Passage provided:

-- START --

Artist | Queen + Paul Rodgers |
---|---|
Date | 19.04.2005 |
Venue | Festhalle |
City | Frankfurt |
Country | Germany |
Setlist | 01. Intro: It's A Beautiful Day Ross Robertson / DJ Koma 2005 techno mix [tape] 02. Intro: Lose Yourself [tape - Eminem] 03. Intro: Reachin' Out (Paul on vocals + Spike keyboards only) 04. Tie Your Mother Down (Paul on vocals) 05. I Want To Break Free (Paul on vocals) 06. Fat Bottomed Girls (Paul on vocals) 07. Crazy Little Thing Called Love (Paul on vocals + guitar) 08. Say It's Not True (Roger on vocals) 09. '39 (Brian on vocals & guitar) 10. Love Of My Life (Brian on vocals & guitar) 11. Hammer To Fall slow/fast (Brian and Roger on vocals) 12. Let There Be Drums 13. I'm In Love With My Car (Roger on vocals and drums!) 14. Guitar solo 15. Last Horizon 16. These Are The Days Of Our Lives (Roger on vocals) 17. Radio Ga Ga (Roger and Paul on vocals) 18. Can't Get Enough (Paul on vocals) 19. A Kind Of Magic (Paul on vocals) 20. I Want It All (Paul on vocals) 21. Bohemian Rhapsody (Freddie and Paul on vocals) 22. The Show Must Go On (Paul on vocals) 23. All Right Now (Paul on vocals) 24. We Will Rock You (Paul on vocals) 25. We Are The Champions (Paul on vocals) 26. God Save The Queen |
Support band | none or unknown |
Attendance | 10000 |
Audio recording | Length: 121:46 Quality: VG [an average audience recording] No download link available |
Video - information | Two audience recordings - one is complete, the other one covers the first half of the concert. |
Bits and pieces | After Say It's Not True Roger said: "Remember, you all should wear a condom. I'm wearing one right now." :-) From now on he was joking about condoms on every concert. Brian got really angry during his guitar solo before the opera section of BoRhap and stopped playing earlier (later he said that he couldn't hear his guitar at all so he gave up). Just like in Leipzig, Brian sang both verses of '39. |
Line-up | Paul Rodgers (lead vocals, acoustic guitar) Brian May (electric guitar, acoustic guitar, lead/backing vocals) Roger Taylor (drums, congas, lead/backing vocals) Jamie Moses (electric guitar, acoustic guitar, backing vocals) Danny Miranda (bass guitar, acoustic guitar, backing vocals) Spike Edney (keyboards, backing vocals) |
Photos supplied by: Hangman
Queen are on tour for the first time for 19 years – and in the Frankfurt Festhalle, singer Paul Rodgers is a splendid successor to Freddie Mercury.

-- END --

Exercise set:
**a.** List the musicians named in the line-up on the Frankfurt concert page.
**b.** Carry on the Frankfurt concert page, starting right after its final sentence about Paul Rodgers succeeding Freddie Mercury.

Listed entries:
-- START --

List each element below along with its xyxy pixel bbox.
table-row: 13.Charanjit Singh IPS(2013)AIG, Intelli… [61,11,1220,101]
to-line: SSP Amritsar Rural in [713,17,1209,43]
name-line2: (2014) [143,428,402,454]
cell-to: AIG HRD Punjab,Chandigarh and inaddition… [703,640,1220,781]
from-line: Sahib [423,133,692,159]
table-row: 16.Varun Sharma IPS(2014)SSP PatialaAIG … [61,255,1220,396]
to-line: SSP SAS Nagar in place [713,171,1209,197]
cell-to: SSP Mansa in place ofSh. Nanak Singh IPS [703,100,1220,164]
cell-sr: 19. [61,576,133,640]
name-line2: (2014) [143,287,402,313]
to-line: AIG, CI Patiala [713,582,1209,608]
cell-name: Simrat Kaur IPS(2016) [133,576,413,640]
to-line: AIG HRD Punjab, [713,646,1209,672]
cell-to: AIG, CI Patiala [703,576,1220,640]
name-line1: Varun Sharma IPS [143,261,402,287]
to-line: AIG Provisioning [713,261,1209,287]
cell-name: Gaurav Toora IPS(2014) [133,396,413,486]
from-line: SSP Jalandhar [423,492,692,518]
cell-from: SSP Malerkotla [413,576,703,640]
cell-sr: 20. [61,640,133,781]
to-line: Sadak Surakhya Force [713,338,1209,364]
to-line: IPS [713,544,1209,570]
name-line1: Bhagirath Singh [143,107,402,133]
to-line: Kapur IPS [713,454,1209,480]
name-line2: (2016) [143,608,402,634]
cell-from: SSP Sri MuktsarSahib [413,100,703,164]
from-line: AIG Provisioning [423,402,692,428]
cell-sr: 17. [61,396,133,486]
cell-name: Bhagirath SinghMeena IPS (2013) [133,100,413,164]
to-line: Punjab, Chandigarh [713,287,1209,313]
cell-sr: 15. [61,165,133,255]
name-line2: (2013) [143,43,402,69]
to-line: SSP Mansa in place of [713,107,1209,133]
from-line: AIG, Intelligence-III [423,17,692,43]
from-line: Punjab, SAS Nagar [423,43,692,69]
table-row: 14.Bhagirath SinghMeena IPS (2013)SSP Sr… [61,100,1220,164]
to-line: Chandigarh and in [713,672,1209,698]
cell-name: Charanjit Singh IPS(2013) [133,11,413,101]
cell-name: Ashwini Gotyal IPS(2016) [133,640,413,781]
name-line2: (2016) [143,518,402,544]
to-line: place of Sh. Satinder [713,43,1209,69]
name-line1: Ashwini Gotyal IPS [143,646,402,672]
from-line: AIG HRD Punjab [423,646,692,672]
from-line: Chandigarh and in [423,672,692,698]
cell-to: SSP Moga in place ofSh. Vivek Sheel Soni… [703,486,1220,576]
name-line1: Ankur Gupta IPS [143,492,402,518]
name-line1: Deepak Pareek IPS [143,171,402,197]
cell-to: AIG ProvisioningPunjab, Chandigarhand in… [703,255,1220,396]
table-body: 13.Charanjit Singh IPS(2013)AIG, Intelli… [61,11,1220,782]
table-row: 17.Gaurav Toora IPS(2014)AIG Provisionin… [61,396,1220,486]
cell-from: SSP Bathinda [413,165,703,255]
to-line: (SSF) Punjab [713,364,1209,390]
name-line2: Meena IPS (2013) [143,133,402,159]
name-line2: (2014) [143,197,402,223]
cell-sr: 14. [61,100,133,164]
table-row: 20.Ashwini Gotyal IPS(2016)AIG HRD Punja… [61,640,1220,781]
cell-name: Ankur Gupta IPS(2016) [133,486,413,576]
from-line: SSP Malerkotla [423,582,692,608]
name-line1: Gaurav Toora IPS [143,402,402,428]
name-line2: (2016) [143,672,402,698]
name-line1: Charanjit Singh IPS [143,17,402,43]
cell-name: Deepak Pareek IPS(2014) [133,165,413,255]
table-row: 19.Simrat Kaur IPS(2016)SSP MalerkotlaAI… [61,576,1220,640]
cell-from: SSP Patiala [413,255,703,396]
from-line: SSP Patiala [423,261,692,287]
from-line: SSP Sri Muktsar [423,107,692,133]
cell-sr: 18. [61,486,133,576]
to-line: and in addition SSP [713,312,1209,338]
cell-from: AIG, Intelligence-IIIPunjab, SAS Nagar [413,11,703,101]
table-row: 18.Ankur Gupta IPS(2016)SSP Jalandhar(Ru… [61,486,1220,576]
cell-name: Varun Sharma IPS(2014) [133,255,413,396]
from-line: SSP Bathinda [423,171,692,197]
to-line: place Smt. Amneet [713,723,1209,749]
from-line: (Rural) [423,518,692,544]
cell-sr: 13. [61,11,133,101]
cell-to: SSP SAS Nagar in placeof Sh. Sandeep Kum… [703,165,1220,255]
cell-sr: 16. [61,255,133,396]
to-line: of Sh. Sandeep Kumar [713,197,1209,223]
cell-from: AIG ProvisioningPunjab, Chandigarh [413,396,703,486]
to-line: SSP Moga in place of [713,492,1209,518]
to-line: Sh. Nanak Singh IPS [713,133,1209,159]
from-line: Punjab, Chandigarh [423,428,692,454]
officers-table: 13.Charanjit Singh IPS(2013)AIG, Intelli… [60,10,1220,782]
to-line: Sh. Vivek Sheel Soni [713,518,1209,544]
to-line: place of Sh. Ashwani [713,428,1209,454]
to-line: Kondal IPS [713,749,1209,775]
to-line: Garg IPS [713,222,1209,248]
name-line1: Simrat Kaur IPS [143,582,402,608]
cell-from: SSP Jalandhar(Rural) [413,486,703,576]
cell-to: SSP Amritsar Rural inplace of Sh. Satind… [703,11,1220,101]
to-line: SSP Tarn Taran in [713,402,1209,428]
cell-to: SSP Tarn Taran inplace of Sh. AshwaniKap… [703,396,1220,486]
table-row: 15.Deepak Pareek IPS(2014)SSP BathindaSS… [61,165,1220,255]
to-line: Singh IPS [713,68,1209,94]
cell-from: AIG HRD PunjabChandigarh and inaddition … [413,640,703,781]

-- END --

Task-by-task results:
**a.** Paul Rodgers, Brian May, Roger Taylor, Jamie Moses, Danny Miranda, Spike Edney

**b.**
That won't do of course. No, not at all. "Put your cigarette out!" a misery- guts from security grouched at us while we were waiting in the ranks at the Frankfurt Festhalle for the start of a concert which to all appearances had been feverishly awaited by a huge and loyal fan base for nearly two decades. Queen, that loud British glamour band, which in the 70s and 80s knew, like hardly anyone else, how to encode the monstrosity of the rock business in a positive way and amalgamate it with artistic finesse, are back on tour again for the first time in nineteen years. The protruding, domed building was chock-a-block, the mood, readily conjured up on such occasions, was expectant and festive, with an inkling of a papal election.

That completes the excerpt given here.